▶ Supplied material:
____________________
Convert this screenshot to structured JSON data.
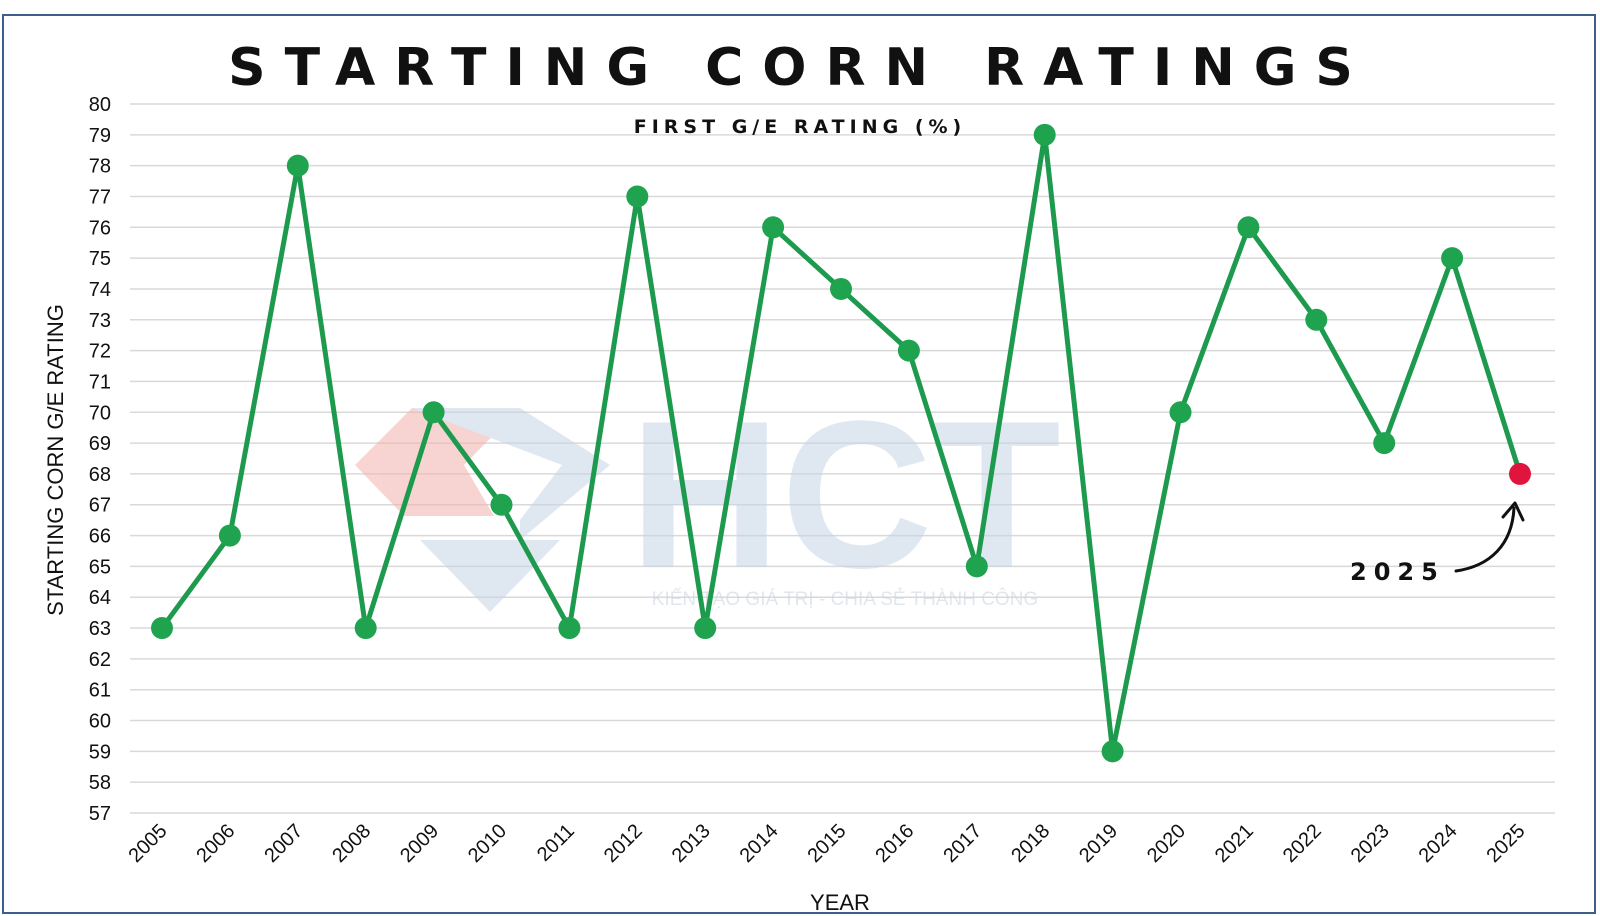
{
  "chart_data": {
    "type": "line",
    "title": "STARTING CORN RATINGS",
    "subtitle": "FIRST G/E RATING (%)",
    "xlabel": "YEAR",
    "ylabel": "STARTING CORN G/E RATING",
    "ylim": [
      57,
      80
    ],
    "ytick_step": 1,
    "grid": true,
    "legend": "none",
    "categories": [
      "2005",
      "2006",
      "2007",
      "2008",
      "2009",
      "2010",
      "2011",
      "2012",
      "2013",
      "2014",
      "2015",
      "2016",
      "2017",
      "2018",
      "2019",
      "2020",
      "2021",
      "2022",
      "2023",
      "2024",
      "2025"
    ],
    "series": [
      {
        "values": [
          63,
          66,
          78,
          63,
          70,
          67,
          63,
          77,
          63,
          76,
          74,
          72,
          65,
          79,
          59,
          70,
          76,
          73,
          69,
          75,
          68
        ],
        "color": "#1e9a4e",
        "marker_color": "#1fa34f",
        "highlight_index": 20,
        "highlight_color": "#e0143c"
      }
    ],
    "annotation": {
      "text": "2025",
      "target": "2025"
    },
    "watermark": {
      "logo_text": "HCT",
      "tagline": "KIẾN TẠO GIÁ TRỊ - CHIA SẺ THÀNH CÔNG"
    }
  }
}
____________________
▶ Objective: Go through the records and copy each line with "CORN" in it.

▶ Solved problem:
    "title": "STARTING CORN RATINGS",
    "ylabel": "STARTING CORN G/E RATING",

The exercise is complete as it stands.